Exercise brief
What lines of the data hold the string "have"? Pull each one out.

---------------

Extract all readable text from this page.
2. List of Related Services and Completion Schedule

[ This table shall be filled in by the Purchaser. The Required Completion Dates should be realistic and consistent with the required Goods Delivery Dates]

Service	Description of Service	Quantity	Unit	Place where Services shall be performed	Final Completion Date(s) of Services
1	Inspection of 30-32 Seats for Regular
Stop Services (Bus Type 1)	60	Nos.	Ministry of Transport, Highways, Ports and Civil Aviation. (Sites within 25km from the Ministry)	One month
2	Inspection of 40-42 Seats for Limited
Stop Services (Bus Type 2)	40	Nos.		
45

---------------

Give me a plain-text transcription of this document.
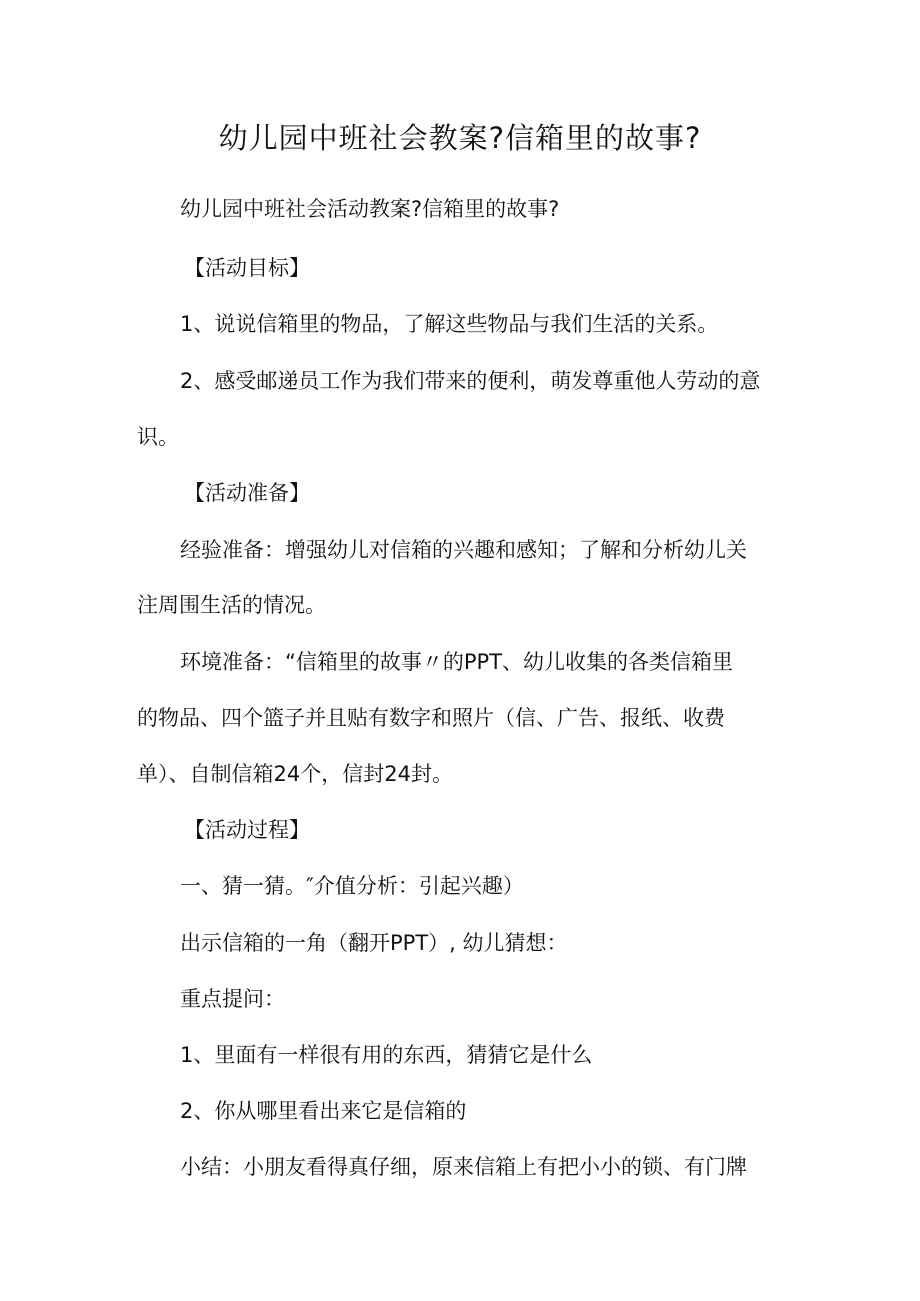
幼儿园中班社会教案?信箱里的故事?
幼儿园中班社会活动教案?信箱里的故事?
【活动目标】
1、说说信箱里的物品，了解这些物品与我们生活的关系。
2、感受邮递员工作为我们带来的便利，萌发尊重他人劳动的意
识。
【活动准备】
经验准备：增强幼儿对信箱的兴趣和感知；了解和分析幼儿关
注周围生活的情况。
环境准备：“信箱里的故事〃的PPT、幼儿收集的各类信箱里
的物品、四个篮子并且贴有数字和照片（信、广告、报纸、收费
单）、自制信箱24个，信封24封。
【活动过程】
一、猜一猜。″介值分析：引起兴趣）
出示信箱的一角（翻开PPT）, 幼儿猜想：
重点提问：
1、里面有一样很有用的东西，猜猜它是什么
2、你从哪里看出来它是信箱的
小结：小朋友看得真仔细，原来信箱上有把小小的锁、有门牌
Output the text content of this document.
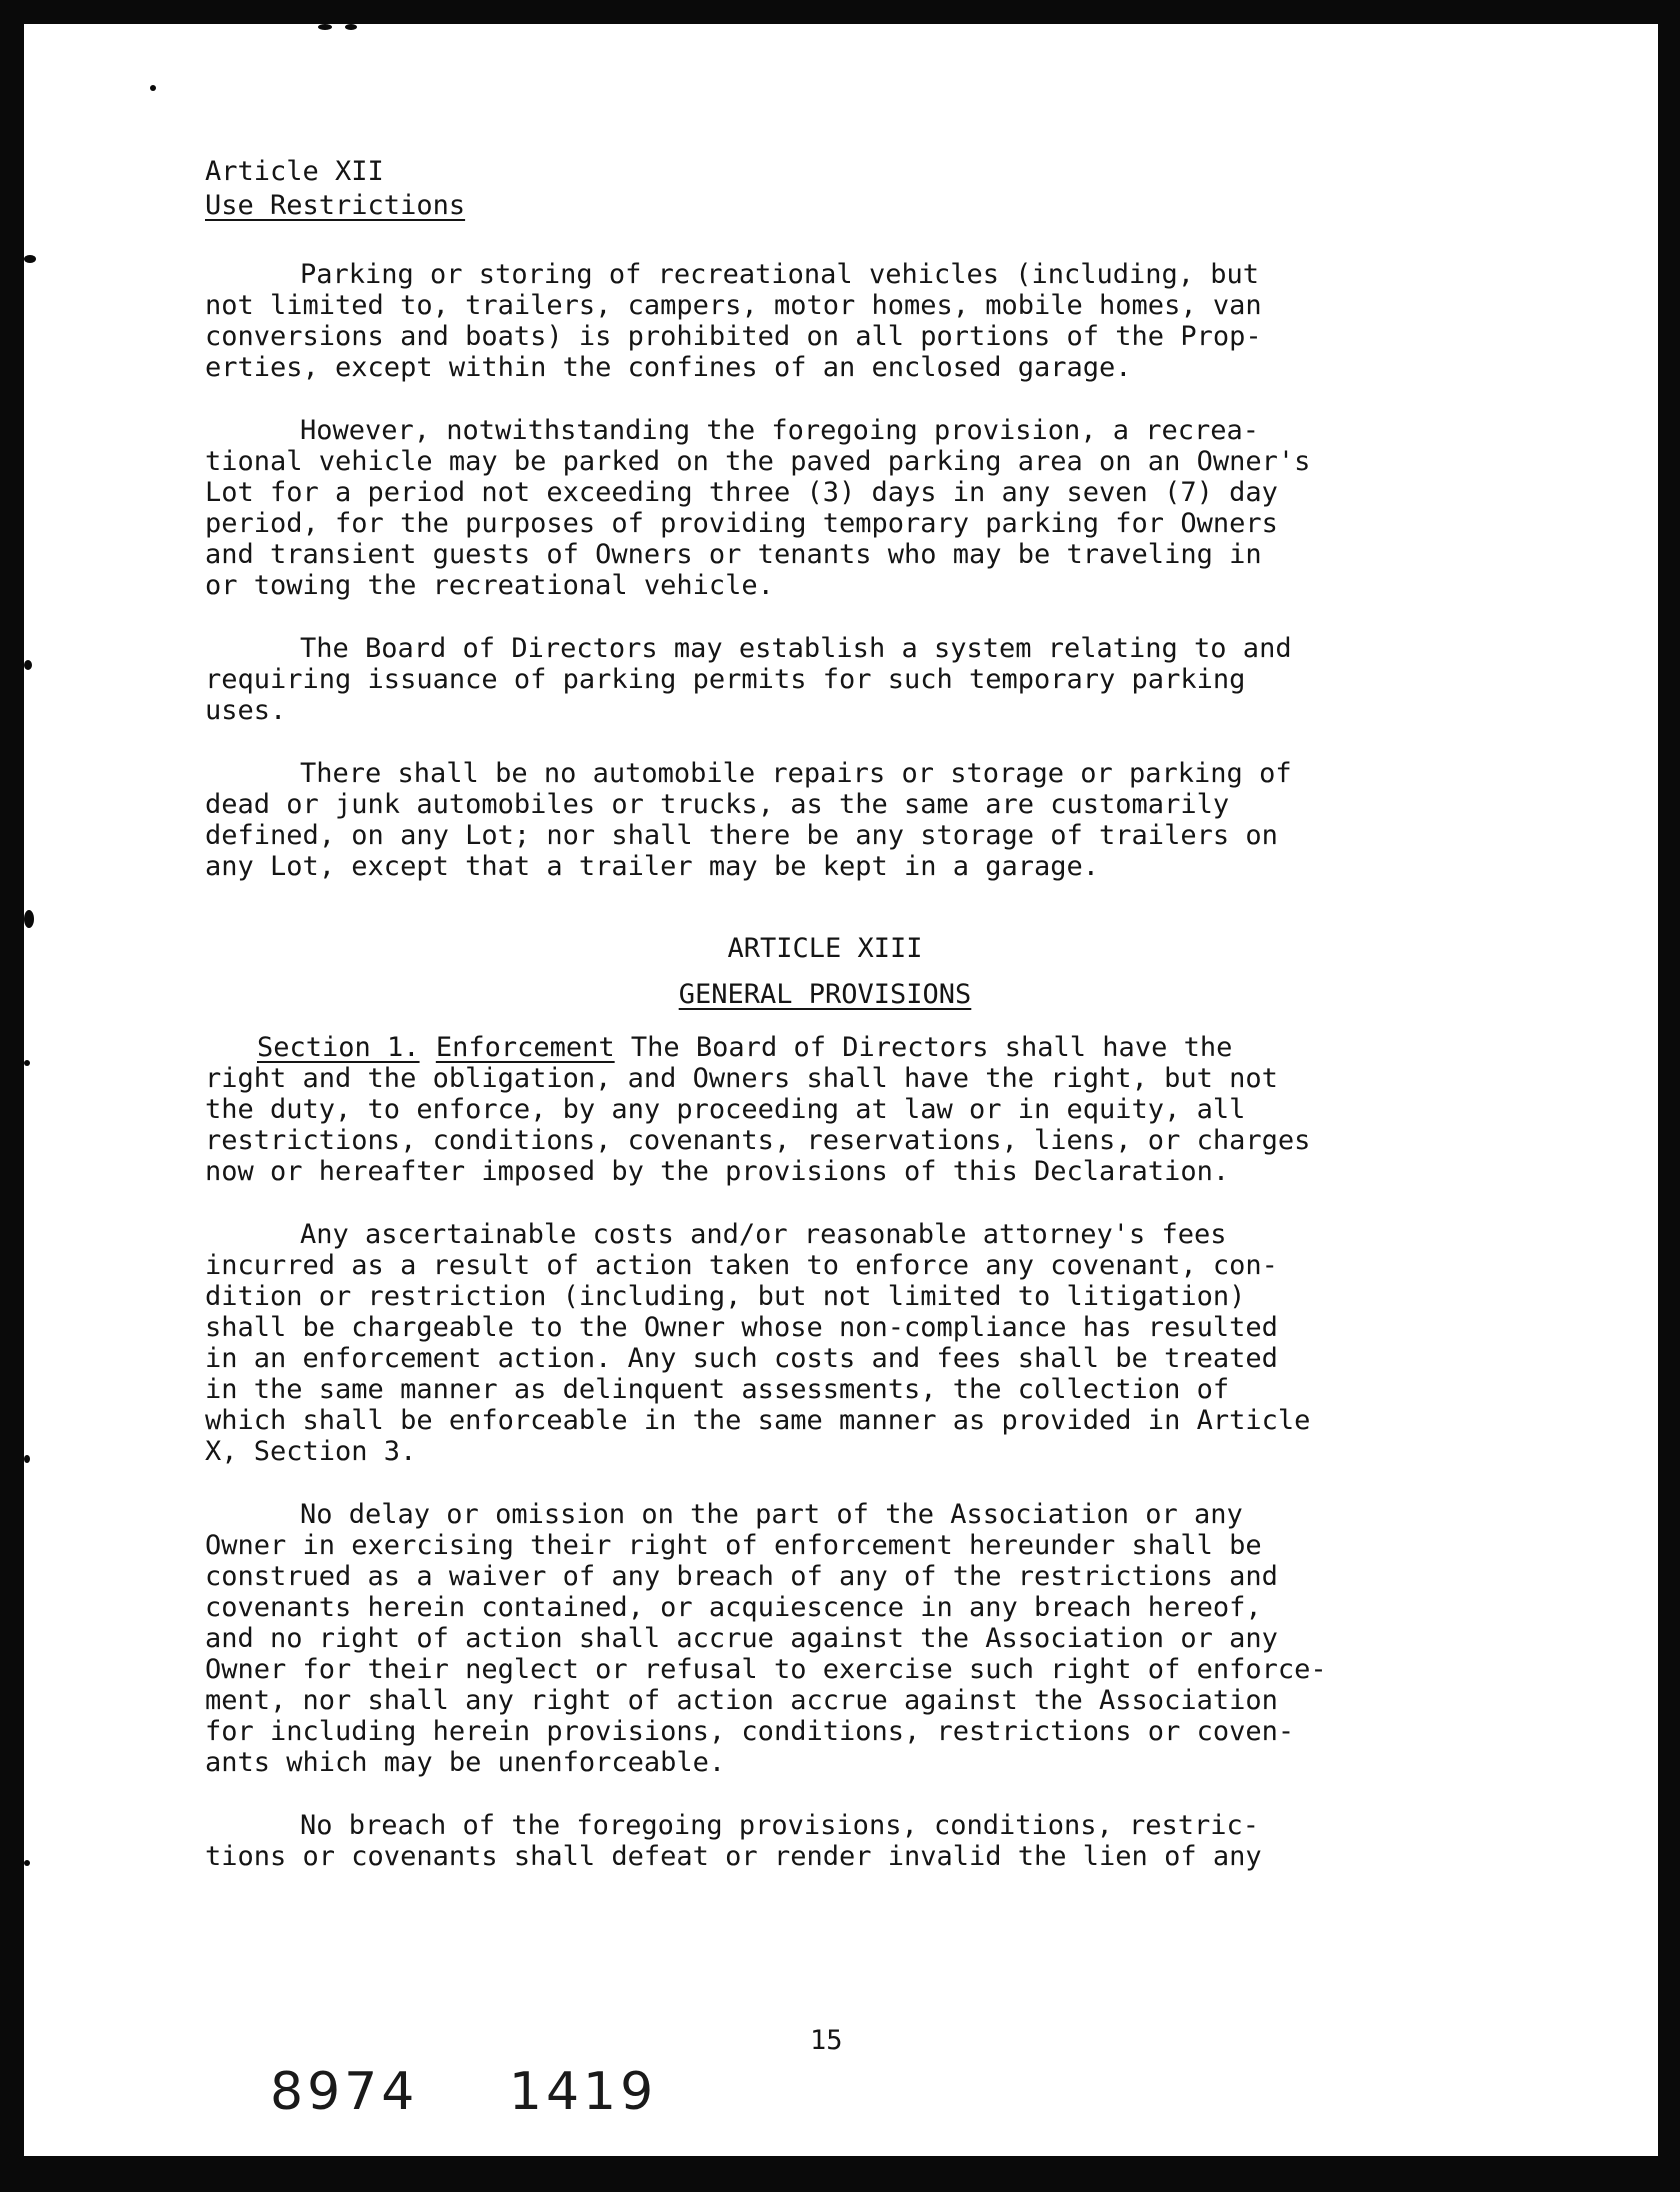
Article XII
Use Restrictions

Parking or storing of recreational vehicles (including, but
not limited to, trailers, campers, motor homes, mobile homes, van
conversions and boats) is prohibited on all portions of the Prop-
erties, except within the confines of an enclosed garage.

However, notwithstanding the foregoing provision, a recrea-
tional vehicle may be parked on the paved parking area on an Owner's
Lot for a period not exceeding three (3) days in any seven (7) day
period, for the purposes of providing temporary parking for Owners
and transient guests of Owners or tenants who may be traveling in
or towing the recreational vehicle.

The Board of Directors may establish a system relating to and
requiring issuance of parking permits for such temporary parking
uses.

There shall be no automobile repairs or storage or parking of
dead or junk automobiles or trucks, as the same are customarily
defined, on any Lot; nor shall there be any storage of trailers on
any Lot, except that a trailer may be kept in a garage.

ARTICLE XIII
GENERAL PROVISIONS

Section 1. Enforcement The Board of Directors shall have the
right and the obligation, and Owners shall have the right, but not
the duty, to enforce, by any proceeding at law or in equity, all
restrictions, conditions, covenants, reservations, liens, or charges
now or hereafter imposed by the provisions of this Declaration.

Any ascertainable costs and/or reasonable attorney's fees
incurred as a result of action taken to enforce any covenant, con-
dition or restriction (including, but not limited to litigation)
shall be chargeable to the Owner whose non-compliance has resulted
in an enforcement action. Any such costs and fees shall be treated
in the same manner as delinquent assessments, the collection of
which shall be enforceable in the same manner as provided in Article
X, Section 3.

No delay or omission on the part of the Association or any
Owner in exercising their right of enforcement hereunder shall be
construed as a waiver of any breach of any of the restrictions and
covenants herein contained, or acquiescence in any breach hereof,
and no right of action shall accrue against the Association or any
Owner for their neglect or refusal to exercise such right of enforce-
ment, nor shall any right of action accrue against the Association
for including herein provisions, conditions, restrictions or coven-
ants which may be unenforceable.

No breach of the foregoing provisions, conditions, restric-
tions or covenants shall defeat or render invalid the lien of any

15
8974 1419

---------------

Output for this task
Section 1. Enforcement The Board of Directors shall have the
right and the obligation, and Owners shall have the right, but not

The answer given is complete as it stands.